_CHALLENGE_
Pictures do not belong in the copy; quote every entry below exactly.
** start RECORDS PROVIDED **
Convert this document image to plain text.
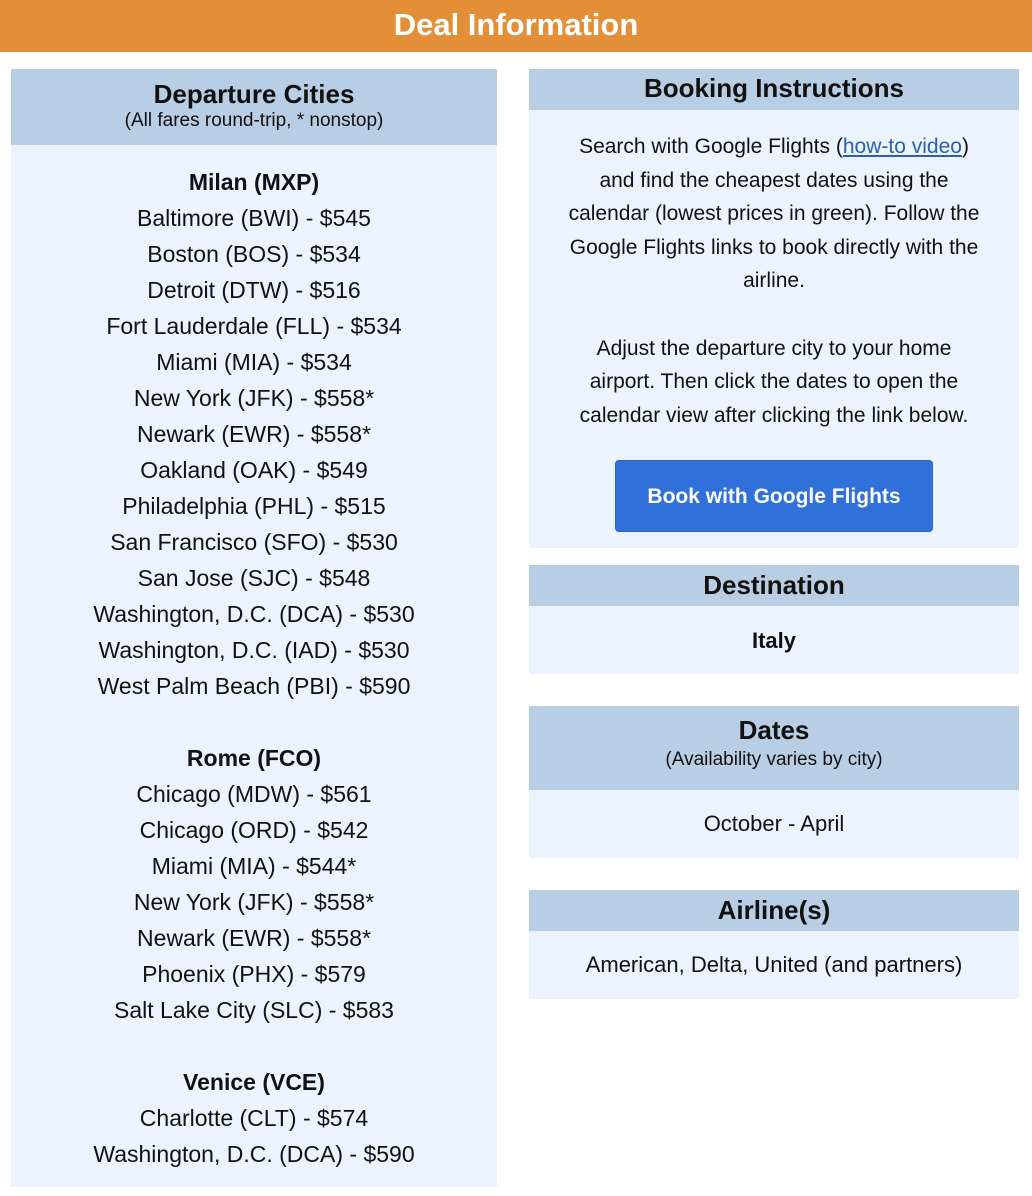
Deal Information
Departure Cities
(All fares round-trip, * nonstop)
Milan (MXP)
Baltimore (BWI) - $545
Boston (BOS) - $534
Detroit (DTW) - $516
Fort Lauderdale (FLL) - $534
Miami (MIA) - $534
New York (JFK) - $558*
Newark (EWR) - $558*
Oakland (OAK) - $549
Philadelphia (PHL) - $515
San Francisco (SFO) - $530
San Jose (SJC) - $548
Washington, D.C. (DCA) - $530
Washington, D.C. (IAD) - $530
West Palm Beach (PBI) - $590
Rome (FCO)
Chicago (MDW) - $561
Chicago (ORD) - $542
Miami (MIA) - $544*
New York (JFK) - $558*
Newark (EWR) - $558*
Phoenix (PHX) - $579
Salt Lake City (SLC) - $583
Venice (VCE)
Charlotte (CLT) - $574
Washington, D.C. (DCA) - $590
Booking Instructions

Search with Google Flights (how-to video) and find the cheapest dates using the calendar (lowest prices in green). Follow the Google Flights links to book directly with the airline.

Adjust the departure city to your home airport. Then click the dates to open the calendar view after clicking the link below.

Book with Google Flights
Destination
Italy
Dates
(Availability varies by city)
October - April
Airline(s)
American, Delta, United (and partners)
** end RECORDS PROVIDED **
_THE RESPONSE_
Convert this document image to plain text.
Deal Information
Departure Cities
(All fares round-trip, * nonstop)
Milan (MXP)
Baltimore (BWI) - $545
Boston (BOS) - $534
Detroit (DTW) - $516
Fort Lauderdale (FLL) - $534
Miami (MIA) - $534
New York (JFK) - $558*
Newark (EWR) - $558*
Oakland (OAK) - $549
Philadelphia (PHL) - $515
San Francisco (SFO) - $530
San Jose (SJC) - $548
Washington, D.C. (DCA) - $530
Washington, D.C. (IAD) - $530
West Palm Beach (PBI) - $590
Rome (FCO)
Chicago (MDW) - $561
Chicago (ORD) - $542
Miami (MIA) - $544*
New York (JFK) - $558*
Newark (EWR) - $558*
Phoenix (PHX) - $579
Salt Lake City (SLC) - $583
Venice (VCE)
Charlotte (CLT) - $574
Washington, D.C. (DCA) - $590
Booking Instructions

Search with Google Flights (how-to video) and find the cheapest dates using the calendar (lowest prices in green). Follow the Google Flights links to book directly with the airline.

Adjust the departure city to your home airport. Then click the dates to open the calendar view after clicking the link below.

Book with Google Flights
Destination
Italy
Dates
(Availability varies by city)
October - April
Airline(s)
American, Delta, United (and partners)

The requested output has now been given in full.